=== Work required ===
Return the material below in full and exactly.

=== Collection entries ===
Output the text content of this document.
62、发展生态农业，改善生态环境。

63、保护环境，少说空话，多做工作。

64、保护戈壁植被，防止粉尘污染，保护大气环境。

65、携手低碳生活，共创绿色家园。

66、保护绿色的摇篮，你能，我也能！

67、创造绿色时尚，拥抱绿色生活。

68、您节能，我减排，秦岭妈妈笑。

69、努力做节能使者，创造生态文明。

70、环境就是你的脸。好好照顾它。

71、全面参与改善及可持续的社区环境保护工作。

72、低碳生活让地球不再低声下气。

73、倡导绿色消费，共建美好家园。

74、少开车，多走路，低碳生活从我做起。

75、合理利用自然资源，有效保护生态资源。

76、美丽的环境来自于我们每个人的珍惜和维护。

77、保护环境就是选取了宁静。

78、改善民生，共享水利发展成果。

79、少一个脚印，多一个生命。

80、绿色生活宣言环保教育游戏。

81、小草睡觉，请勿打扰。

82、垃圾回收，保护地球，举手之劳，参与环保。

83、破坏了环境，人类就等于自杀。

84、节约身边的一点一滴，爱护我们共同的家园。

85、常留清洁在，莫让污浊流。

=== Written answer ===
Output the text content of this document.
62、发展生态农业，改善生态环境。

63、保护环境，少说空话，多做工作。

64、保护戈壁植被，防止粉尘污染，保护大气环境。

65、携手低碳生活，共创绿色家园。

66、保护绿色的摇篮，你能，我也能！

67、创造绿色时尚，拥抱绿色生活。

68、您节能，我减排，秦岭妈妈笑。

69、努力做节能使者，创造生态文明。

70、环境就是你的脸。好好照顾它。

71、全面参与改善及可持续的社区环境保护工作。

72、低碳生活让地球不再低声下气。

73、倡导绿色消费，共建美好家园。

74、少开车，多走路，低碳生活从我做起。

75、合理利用自然资源，有效保护生态资源。

76、美丽的环境来自于我们每个人的珍惜和维护。

77、保护环境就是选取了宁静。

78、改善民生，共享水利发展成果。

79、少一个脚印，多一个生命。

80、绿色生活宣言环保教育游戏。

81、小草睡觉，请勿打扰。

82、垃圾回收，保护地球，举手之劳，参与环保。

83、破坏了环境，人类就等于自杀。

84、节约身边的一点一滴，爱护我们共同的家园。

85、常留清洁在，莫让污浊流。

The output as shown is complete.